— Start of SOURCE DATA —

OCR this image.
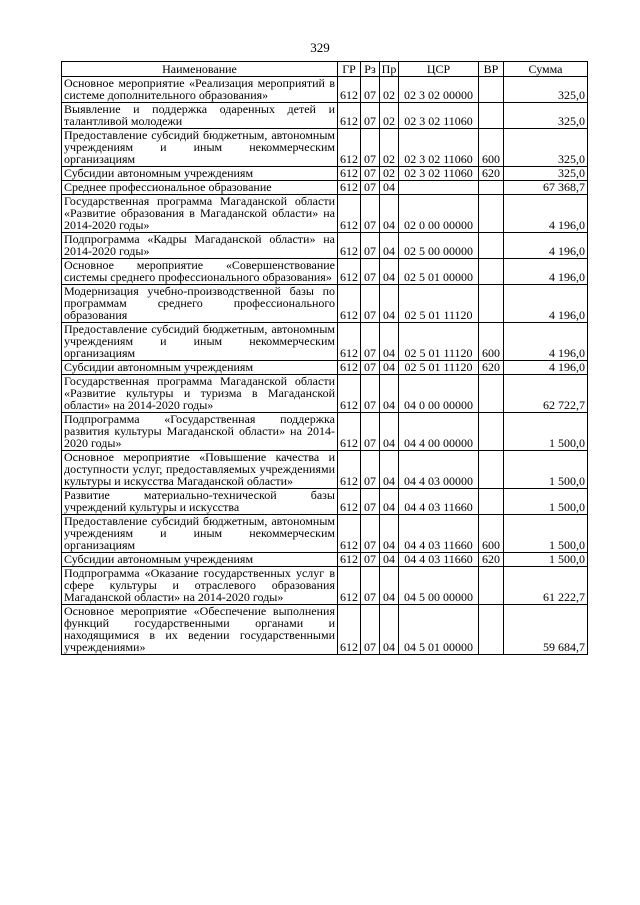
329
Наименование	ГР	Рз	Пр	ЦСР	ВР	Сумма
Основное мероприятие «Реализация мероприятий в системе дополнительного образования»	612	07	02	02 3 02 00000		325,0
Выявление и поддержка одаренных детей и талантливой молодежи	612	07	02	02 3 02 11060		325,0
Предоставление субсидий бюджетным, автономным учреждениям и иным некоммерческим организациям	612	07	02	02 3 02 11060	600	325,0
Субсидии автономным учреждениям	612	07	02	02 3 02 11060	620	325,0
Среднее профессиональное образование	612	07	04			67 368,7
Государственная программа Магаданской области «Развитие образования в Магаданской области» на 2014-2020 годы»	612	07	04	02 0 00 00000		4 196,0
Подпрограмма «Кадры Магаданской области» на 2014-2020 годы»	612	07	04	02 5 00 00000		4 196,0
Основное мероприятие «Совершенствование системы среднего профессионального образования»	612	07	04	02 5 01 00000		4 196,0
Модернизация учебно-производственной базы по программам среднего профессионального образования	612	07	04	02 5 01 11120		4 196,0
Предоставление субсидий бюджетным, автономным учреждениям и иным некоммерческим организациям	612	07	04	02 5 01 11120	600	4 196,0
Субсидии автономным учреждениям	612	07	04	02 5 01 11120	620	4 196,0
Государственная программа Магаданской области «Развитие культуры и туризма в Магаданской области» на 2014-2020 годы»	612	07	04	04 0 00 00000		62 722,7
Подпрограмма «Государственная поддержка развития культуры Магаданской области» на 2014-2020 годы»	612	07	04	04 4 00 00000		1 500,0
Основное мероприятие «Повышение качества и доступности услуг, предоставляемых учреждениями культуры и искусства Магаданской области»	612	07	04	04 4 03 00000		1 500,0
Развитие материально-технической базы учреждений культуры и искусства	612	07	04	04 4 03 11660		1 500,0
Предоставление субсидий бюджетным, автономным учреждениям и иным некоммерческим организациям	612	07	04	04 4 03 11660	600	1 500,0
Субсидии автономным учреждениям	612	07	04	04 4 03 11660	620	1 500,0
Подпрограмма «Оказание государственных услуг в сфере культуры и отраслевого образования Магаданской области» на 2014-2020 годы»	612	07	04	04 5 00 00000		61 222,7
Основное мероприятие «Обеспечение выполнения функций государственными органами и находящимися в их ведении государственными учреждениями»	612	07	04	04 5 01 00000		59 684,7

— End of SOURCE DATA —
— Start of SOURCE DATA —

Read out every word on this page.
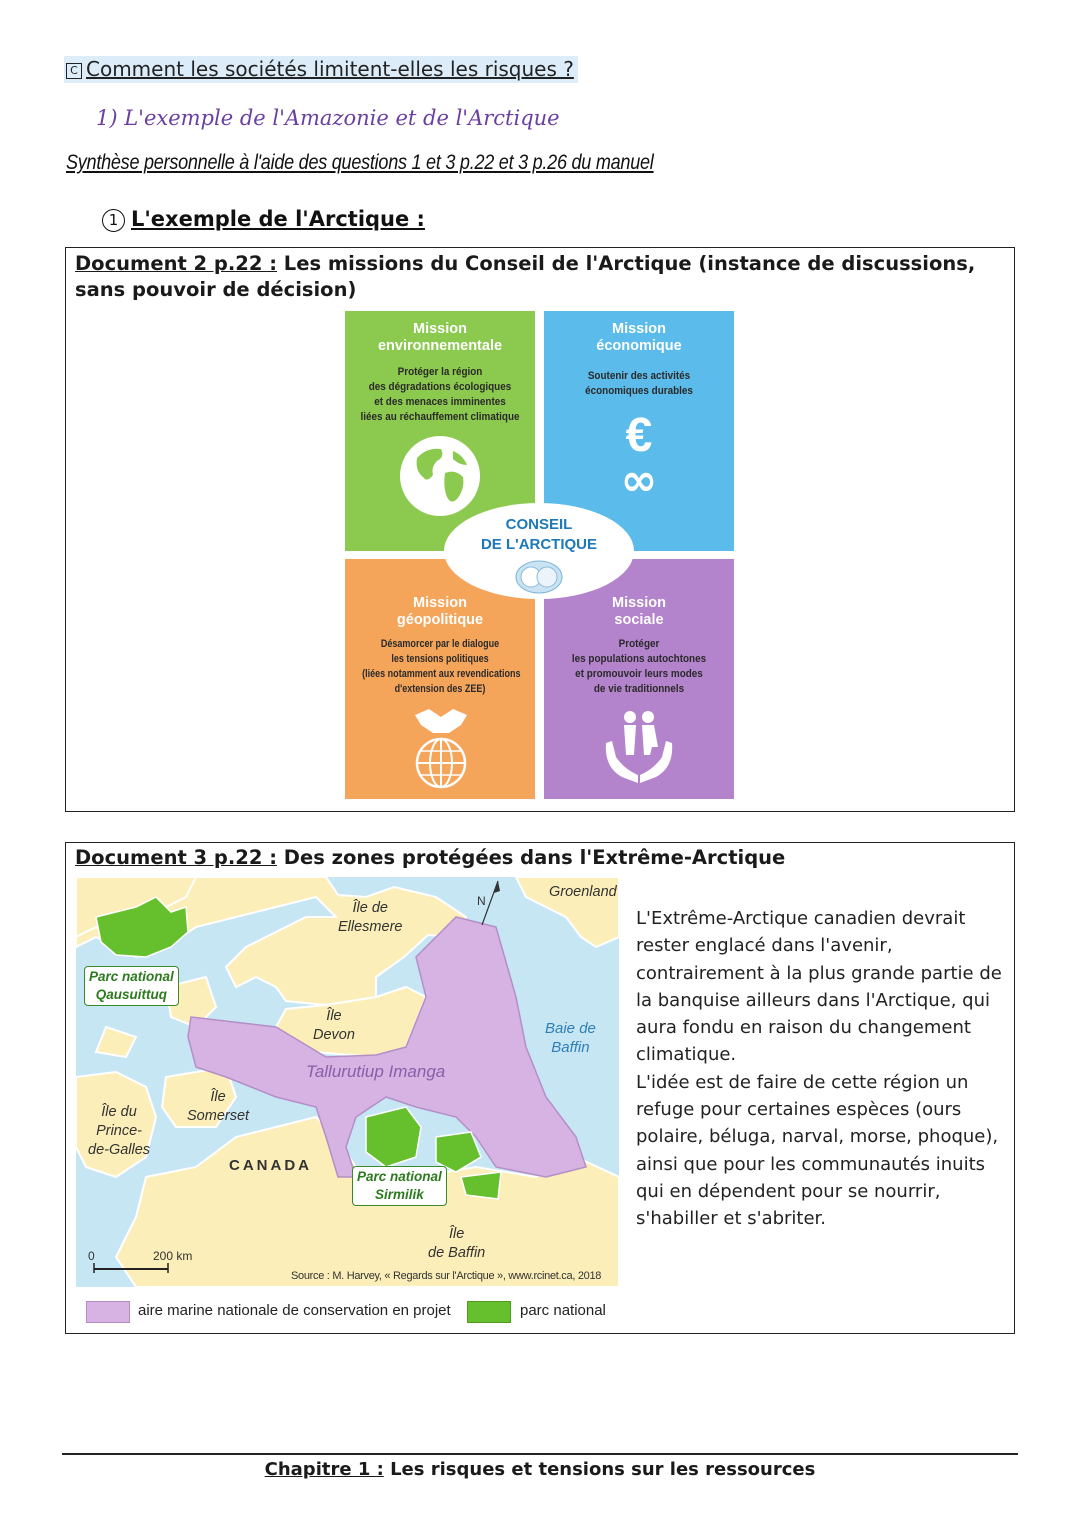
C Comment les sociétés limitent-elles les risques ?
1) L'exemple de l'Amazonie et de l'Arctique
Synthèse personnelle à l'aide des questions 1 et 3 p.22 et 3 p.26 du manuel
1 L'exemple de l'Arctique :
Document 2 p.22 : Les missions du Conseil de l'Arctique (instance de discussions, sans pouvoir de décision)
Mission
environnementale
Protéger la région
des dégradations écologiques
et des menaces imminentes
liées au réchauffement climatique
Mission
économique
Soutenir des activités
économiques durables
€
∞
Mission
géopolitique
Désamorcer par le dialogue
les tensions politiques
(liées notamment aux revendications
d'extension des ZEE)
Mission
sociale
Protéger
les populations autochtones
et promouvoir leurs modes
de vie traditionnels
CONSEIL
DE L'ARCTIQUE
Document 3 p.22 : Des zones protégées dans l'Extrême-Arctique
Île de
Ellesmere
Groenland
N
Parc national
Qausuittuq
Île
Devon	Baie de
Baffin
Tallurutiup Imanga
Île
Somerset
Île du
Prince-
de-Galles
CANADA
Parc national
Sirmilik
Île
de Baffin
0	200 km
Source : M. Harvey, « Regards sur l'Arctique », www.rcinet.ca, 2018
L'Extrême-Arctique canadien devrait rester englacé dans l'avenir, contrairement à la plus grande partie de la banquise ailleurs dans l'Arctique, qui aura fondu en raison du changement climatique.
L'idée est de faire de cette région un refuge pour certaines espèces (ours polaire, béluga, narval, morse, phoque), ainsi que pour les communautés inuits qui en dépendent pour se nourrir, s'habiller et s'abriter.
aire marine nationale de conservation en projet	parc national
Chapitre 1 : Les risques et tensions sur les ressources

— End of SOURCE DATA —

GIVEN TASK :: Track down every line with the word "поддержка" and copy it.

OUTPUT OF THE EXERCISE ::
Выявление и поддержка одаренных детей и талантливой молодежи	612	07	02	02 3 02 11060		325,0
Подпрограмма «Государственная поддержка развития культуры Магаданской области» на 2014-2020 годы»	612	07	04	04 4 00 00000		1 500,0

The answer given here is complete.